▶ What you will do: Scan the records for the string "representation"; copy each line where it occurs.

─── Raw records ───

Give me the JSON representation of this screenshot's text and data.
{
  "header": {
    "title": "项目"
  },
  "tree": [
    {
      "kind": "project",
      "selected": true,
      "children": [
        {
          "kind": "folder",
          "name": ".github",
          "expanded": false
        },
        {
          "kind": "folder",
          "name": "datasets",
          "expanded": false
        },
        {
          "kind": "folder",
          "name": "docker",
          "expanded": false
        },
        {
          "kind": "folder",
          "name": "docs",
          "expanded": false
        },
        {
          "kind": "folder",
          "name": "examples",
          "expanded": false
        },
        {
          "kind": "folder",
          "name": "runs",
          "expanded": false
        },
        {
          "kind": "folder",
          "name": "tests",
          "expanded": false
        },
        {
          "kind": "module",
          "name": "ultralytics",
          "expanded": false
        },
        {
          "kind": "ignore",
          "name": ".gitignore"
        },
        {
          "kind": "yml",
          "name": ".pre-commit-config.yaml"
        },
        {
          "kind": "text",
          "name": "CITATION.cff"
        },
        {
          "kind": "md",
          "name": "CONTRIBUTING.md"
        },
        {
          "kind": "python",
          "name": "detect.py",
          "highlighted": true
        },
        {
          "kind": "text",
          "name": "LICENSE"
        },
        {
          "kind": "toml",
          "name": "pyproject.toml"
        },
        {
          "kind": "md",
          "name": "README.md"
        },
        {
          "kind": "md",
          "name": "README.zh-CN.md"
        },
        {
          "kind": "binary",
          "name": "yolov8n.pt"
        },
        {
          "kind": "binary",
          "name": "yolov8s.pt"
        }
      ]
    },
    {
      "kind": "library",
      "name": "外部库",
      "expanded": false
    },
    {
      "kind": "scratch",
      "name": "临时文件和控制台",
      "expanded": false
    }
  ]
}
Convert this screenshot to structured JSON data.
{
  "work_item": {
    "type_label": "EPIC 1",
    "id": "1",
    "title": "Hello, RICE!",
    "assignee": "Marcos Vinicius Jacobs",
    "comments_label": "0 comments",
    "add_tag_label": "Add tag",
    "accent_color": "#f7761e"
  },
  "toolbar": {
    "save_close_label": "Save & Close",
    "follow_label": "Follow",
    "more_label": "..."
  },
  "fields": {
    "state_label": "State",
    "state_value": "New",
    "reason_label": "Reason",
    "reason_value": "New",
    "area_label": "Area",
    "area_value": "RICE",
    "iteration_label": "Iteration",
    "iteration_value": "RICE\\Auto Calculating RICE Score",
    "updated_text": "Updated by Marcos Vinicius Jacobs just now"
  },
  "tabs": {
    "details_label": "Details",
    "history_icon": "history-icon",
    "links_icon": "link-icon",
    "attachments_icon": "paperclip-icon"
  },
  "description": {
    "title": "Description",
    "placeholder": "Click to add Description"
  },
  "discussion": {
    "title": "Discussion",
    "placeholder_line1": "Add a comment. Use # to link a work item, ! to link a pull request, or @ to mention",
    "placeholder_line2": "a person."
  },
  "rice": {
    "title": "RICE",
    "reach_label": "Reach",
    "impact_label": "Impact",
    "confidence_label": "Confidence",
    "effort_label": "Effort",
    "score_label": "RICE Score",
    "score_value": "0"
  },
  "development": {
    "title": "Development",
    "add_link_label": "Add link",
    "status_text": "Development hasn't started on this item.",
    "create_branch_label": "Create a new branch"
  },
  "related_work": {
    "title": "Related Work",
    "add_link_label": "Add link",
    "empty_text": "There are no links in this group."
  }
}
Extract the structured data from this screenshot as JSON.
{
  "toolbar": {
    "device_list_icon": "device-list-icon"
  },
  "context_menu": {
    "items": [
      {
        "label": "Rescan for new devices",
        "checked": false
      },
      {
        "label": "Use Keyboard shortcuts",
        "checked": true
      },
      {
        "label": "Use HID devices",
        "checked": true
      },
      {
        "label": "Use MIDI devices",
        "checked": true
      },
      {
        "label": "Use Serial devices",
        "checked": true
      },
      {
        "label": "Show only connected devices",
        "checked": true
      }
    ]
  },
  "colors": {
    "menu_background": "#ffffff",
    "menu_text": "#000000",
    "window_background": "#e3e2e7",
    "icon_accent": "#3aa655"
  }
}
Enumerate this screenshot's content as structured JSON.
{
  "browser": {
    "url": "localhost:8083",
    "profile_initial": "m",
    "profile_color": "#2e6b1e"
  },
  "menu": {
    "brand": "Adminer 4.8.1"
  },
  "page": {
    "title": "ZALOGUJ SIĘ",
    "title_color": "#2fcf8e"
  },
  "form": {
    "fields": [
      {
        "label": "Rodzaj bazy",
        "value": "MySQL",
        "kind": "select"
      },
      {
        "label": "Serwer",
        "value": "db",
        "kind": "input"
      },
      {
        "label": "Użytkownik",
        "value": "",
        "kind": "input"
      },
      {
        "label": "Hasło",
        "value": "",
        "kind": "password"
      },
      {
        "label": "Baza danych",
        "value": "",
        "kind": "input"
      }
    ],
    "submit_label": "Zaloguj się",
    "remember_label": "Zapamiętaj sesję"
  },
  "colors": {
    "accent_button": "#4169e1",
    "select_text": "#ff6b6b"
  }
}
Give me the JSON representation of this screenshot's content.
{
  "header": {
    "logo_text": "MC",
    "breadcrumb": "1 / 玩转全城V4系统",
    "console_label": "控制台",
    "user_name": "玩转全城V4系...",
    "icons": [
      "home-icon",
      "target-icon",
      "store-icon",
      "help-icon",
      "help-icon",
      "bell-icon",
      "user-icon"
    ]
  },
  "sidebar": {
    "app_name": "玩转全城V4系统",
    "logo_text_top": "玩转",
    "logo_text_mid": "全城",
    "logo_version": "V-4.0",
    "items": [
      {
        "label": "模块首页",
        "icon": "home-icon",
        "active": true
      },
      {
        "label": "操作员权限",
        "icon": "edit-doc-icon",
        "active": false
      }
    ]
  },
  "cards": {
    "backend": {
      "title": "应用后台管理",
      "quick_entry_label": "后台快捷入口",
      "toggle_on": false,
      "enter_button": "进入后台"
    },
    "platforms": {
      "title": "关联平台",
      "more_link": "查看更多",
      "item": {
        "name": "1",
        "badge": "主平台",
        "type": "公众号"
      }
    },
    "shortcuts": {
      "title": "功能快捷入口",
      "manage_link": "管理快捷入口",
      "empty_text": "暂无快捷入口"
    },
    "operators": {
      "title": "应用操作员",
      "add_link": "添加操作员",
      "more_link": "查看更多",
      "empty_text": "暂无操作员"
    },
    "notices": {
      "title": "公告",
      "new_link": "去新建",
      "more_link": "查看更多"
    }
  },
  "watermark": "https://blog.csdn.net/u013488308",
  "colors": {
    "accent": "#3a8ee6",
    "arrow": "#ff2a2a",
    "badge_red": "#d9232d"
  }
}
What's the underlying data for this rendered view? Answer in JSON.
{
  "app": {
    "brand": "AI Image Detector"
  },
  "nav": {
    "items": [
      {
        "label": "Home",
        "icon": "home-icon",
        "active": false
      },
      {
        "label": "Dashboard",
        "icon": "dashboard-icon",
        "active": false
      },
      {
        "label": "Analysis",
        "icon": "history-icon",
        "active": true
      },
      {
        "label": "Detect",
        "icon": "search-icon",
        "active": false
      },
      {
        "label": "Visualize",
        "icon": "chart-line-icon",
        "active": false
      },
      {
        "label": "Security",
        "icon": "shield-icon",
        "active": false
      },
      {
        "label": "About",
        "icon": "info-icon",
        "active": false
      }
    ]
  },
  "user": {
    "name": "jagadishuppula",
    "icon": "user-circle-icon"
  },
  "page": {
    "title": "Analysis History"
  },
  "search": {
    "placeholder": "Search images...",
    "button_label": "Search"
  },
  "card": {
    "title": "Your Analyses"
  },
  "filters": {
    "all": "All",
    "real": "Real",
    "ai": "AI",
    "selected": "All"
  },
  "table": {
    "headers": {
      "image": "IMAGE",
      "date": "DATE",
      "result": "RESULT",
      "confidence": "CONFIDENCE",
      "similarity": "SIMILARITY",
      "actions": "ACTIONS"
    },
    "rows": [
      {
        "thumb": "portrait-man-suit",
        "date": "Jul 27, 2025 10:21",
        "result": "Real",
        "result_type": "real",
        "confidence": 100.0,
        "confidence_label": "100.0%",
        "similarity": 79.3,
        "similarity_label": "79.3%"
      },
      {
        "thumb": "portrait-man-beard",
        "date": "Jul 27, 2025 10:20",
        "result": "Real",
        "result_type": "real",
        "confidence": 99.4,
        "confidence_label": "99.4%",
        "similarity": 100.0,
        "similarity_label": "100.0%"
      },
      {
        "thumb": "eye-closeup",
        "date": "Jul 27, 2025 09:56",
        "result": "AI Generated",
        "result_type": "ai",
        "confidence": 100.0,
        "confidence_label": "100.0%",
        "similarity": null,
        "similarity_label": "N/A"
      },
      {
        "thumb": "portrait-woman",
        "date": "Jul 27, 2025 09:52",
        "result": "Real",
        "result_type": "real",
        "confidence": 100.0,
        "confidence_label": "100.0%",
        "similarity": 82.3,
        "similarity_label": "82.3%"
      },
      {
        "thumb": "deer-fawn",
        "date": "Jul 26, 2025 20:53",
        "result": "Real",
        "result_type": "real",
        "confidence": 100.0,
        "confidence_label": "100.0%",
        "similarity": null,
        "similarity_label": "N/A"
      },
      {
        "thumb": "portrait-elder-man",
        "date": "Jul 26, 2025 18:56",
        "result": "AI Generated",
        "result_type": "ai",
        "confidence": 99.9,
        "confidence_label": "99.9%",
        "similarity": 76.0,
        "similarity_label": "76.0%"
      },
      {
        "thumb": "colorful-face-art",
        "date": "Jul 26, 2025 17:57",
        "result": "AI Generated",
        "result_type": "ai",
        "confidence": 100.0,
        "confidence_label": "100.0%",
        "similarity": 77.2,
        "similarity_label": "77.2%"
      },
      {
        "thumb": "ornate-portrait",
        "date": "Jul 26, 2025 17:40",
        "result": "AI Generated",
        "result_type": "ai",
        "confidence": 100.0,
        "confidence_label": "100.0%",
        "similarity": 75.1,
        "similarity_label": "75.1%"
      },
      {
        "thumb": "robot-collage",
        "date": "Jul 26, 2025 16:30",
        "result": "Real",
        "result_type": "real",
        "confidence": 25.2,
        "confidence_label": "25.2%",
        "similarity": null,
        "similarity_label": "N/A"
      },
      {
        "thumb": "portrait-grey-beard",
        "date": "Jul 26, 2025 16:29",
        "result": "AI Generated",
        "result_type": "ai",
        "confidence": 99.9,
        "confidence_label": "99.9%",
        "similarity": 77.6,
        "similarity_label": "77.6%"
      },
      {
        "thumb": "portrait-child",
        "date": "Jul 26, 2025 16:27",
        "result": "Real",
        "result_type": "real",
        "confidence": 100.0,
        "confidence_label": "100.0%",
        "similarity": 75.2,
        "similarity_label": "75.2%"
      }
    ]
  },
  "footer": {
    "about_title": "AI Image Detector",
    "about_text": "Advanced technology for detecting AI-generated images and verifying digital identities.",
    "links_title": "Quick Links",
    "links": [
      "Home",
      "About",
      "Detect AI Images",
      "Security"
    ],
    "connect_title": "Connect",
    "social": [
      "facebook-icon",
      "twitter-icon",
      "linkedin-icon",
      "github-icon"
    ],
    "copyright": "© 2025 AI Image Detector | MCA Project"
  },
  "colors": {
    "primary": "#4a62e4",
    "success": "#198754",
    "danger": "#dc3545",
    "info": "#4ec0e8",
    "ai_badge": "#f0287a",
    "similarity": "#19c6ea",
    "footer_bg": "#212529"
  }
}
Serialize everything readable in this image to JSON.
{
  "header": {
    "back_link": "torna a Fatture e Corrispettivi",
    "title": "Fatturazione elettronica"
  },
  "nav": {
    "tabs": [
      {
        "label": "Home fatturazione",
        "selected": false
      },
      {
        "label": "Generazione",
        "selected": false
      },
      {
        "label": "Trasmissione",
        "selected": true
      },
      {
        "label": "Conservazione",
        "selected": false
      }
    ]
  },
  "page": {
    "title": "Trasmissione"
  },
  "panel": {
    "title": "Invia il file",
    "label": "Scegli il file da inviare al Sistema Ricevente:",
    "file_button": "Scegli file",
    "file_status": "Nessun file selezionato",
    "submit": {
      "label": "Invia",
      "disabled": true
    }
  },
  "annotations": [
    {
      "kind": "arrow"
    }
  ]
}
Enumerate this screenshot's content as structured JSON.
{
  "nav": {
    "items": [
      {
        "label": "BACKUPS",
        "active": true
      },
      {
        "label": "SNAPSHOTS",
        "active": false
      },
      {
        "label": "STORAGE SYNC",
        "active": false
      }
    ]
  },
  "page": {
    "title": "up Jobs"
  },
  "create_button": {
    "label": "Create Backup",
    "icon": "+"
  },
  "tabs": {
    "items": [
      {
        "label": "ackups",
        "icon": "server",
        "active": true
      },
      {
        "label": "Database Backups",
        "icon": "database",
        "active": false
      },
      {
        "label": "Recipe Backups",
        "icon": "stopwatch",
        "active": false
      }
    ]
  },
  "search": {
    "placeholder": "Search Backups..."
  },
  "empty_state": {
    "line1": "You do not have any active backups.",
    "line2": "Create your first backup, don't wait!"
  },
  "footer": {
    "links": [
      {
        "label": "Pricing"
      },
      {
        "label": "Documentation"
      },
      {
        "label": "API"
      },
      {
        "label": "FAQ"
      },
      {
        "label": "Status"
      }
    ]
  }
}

───

▶ Reply:
Give me the JSON representation of this screenshot's text and data.
Give me the JSON representation of this screenshot's content.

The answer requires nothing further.